Start of DATA FOR THIS TASK

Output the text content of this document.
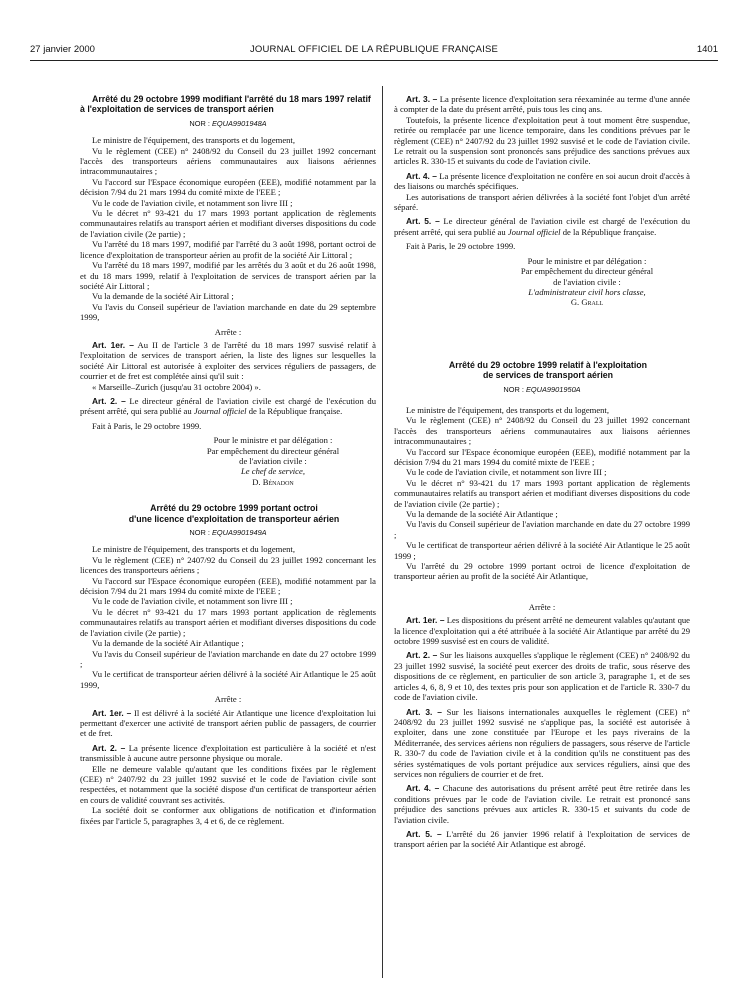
27 janvier 2000	JOURNAL OFFICIEL DE LA RÉPUBLIQUE FRANÇAISE	1401

Arrêté du 29 octobre 1999 modifiant l'arrêté du 18 mars 1997 relatif à l'exploitation de services de transport aérien

NOR : EQUA9901948A

Le ministre de l'équipement, des transports et du logement,

Vu le règlement (CEE) n° 2408/92 du Conseil du 23 juillet 1992 concernant l'accès des transporteurs aériens communautaires aux liaisons aériennes intracommunautaires ;

Vu l'accord sur l'Espace économique européen (EEE), modifié notamment par la décision 7/94 du 21 mars 1994 du comité mixte de l'EEE ;

Vu le code de l'aviation civile, et notamment son livre III ;

Vu le décret n° 93-421 du 17 mars 1993 portant application de règlements communautaires relatifs au transport aérien et modifiant diverses dispositions du code de l'aviation civile (2e partie) ;

Vu l'arrêté du 18 mars 1997, modifié par l'arrêté du 3 août 1998, portant octroi de licence d'exploitation de transporteur aérien au profit de la société Air Littoral ;

Vu l'arrêté du 18 mars 1997, modifié par les arrêtés du 3 août et du 26 août 1998, et du 18 mars 1999, relatif à l'exploitation de services de transport aérien par la société Air Littoral ;

Vu la demande de la société Air Littoral ;

Vu l'avis du Conseil supérieur de l'aviation marchande en date du 29 septembre 1999,

Arrête :

Art. 1er. – Au II de l'article 3 de l'arrêté du 18 mars 1997 susvisé relatif à l'exploitation de services de transport aérien, la liste des lignes sur lesquelles la société Air Littoral est autorisée à exploiter des services réguliers de passagers, de courrier et de fret est complétée ainsi qu'il suit :

« Marseille–Zurich (jusqu'au 31 octobre 2004) ».

Art. 2. – Le directeur général de l'aviation civile est chargé de l'exécution du présent arrêté, qui sera publié au Journal officiel de la République française.

Fait à Paris, le 29 octobre 1999.

Pour le ministre et par délégation :

Par empêchement du directeur général

de l'aviation civile :

Le chef de service,

D. Bénadon

Arrêté du 29 octobre 1999 portant octroi

d'une licence d'exploitation de transporteur aérien

NOR : EQUA9901949A

Le ministre de l'équipement, des transports et du logement,

Vu le règlement (CEE) n° 2407/92 du Conseil du 23 juillet 1992 concernant les licences des transporteurs aériens ;

Vu l'accord sur l'Espace économique européen (EEE), modifié notamment par la décision 7/94 du 21 mars 1994 du comité mixte de l'EEE ;

Vu le code de l'aviation civile, et notamment son livre III ;

Vu le décret n° 93-421 du 17 mars 1993 portant application de règlements communautaires relatifs au transport aérien et modifiant diverses dispositions du code de l'aviation civile (2e partie) ;

Vu la demande de la société Air Atlantique ;

Vu l'avis du Conseil supérieur de l'aviation marchande en date du 27 octobre 1999 ;

Vu le certificat de transporteur aérien délivré à la société Air Atlantique le 25 août 1999,

Arrête :

Art. 1er. – Il est délivré à la société Air Atlantique une licence d'exploitation lui permettant d'exercer une activité de transport aérien public de passagers, de courrier et de fret.

Art. 2. – La présente licence d'exploitation est particulière à la société et n'est transmissible à aucune autre personne physique ou morale.

Elle ne demeure valable qu'autant que les conditions fixées par le règlement (CEE) n° 2407/92 du 23 juillet 1992 susvisé et le code de l'aviation civile sont respectées, et notamment que la société dispose d'un certificat de transporteur aérien en cours de validité couvrant ses activités.

La société doit se conformer aux obligations de notification et d'information fixées par l'article 5, paragraphes 3, 4 et 6, de ce règlement.

Art. 3. – La présente licence d'exploitation sera réexaminée au terme d'une année à compter de la date du présent arrêté, puis tous les cinq ans.

Toutefois, la présente licence d'exploitation peut à tout moment être suspendue, retirée ou remplacée par une licence temporaire, dans les conditions prévues par le règlement (CEE) n° 2407/92 du 23 juillet 1992 susvisé et le code de l'aviation civile. Le retrait ou la suspension sont prononcés sans préjudice des sanctions prévues aux articles R. 330-15 et suivants du code de l'aviation civile.

Art. 4. – La présente licence d'exploitation ne confère en soi aucun droit d'accès à des liaisons ou marchés spécifiques.

Les autorisations de transport aérien délivrées à la société font l'objet d'un arrêté séparé.

Art. 5. – Le directeur général de l'aviation civile est chargé de l'exécution du présent arrêté, qui sera publié au Journal officiel de la République française.

Fait à Paris, le 29 octobre 1999.

Pour le ministre et par délégation :

Par empêchement du directeur général

de l'aviation civile :

L'administrateur civil hors classe,

G. Grall

Arrêté du 29 octobre 1999 relatif à l'exploitation

de services de transport aérien

NOR : EQUA9901950A

Le ministre de l'équipement, des transports et du logement,

Vu le règlement (CEE) n° 2408/92 du Conseil du 23 juillet 1992 concernant l'accès des transporteurs aériens communautaires aux liaisons aériennes intracommunautaires ;

Vu l'accord sur l'Espace économique européen (EEE), modifié notamment par la décision 7/94 du 21 mars 1994 du comité mixte de l'EEE ;

Vu le code de l'aviation civile, et notamment son livre III ;

Vu le décret n° 93-421 du 17 mars 1993 portant application de règlements communautaires relatifs au transport aérien et modifiant diverses dispositions du code de l'aviation civile (2e partie) ;

Vu la demande de la société Air Atlantique ;

Vu l'avis du Conseil supérieur de l'aviation marchande en date du 27 octobre 1999 ;

Vu le certificat de transporteur aérien délivré à la société Air Atlantique le 25 août 1999 ;

Vu l'arrêté du 29 octobre 1999 portant octroi de licence d'exploitation de transporteur aérien au profit de la société Air Atlantique,

Arrête :

Art. 1er. – Les dispositions du présent arrêté ne demeurent valables qu'autant que la licence d'exploitation qui a été attribuée à la société Air Atlantique par arrêté du 29 octobre 1999 susvisé est en cours de validité.

Art. 2. – Sur les liaisons auxquelles s'applique le règlement (CEE) n° 2408/92 du 23 juillet 1992 susvisé, la société peut exercer des droits de trafic, sous réserve des dispositions de ce règlement, en particulier de son article 3, paragraphe 1, et de ses articles 4, 6, 8, 9 et 10, des textes pris pour son application et de l'article R. 330-7 du code de l'aviation civile.

Art. 3. – Sur les liaisons internationales auxquelles le règlement (CEE) n° 2408/92 du 23 juillet 1992 susvisé ne s'applique pas, la société est autorisée à exploiter, dans une zone constituée par l'Europe et les pays riverains de la Méditerranée, des services aériens non réguliers de passagers, sous réserve de l'article R. 330-7 du code de l'aviation civile et à la condition qu'ils ne constituent pas des séries systématiques de vols portant préjudice aux services réguliers, ainsi que des services non réguliers de courrier et de fret.

Art. 4. – Chacune des autorisations du présent arrêté peut être retirée dans les conditions prévues par le code de l'aviation civile. Le retrait est prononcé sans préjudice des sanctions prévues aux articles R. 330-15 et suivants du code de l'aviation civile.

Art. 5. – L'arrêté du 26 janvier 1996 relatif à l'exploitation de services de transport aérien par la société Air Atlantique est abrogé.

End of DATA FOR THIS TASK

• [WHAT YOU SHOULD DO]: Return all lines containing "présente".

• [IN RESPONSE]:
Art. 2. – La présente licence d'exploitation est particulière à la société et n'est transmissible à aucune autre personne physique ou morale.
Art. 3. – La présente licence d'exploitation sera réexaminée au terme d'une année à compter de la date du présent arrêté, puis tous les cinq ans.
Toutefois, la présente licence d'exploitation peut à tout moment être suspendue, retirée ou remplacée par une licence temporaire, dans les conditions prévues par le règlement (CEE) n° 2407/92 du 23 juillet 1992 susvisé et le code de l'aviation civile. Le retrait ou la suspension sont prononcés sans préjudice des sanctions prévues aux articles R. 330-15 et suivants du code de l'aviation civile.
Art. 4. – La présente licence d'exploitation ne confère en soi aucun droit d'accès à des liaisons ou marchés spécifiques.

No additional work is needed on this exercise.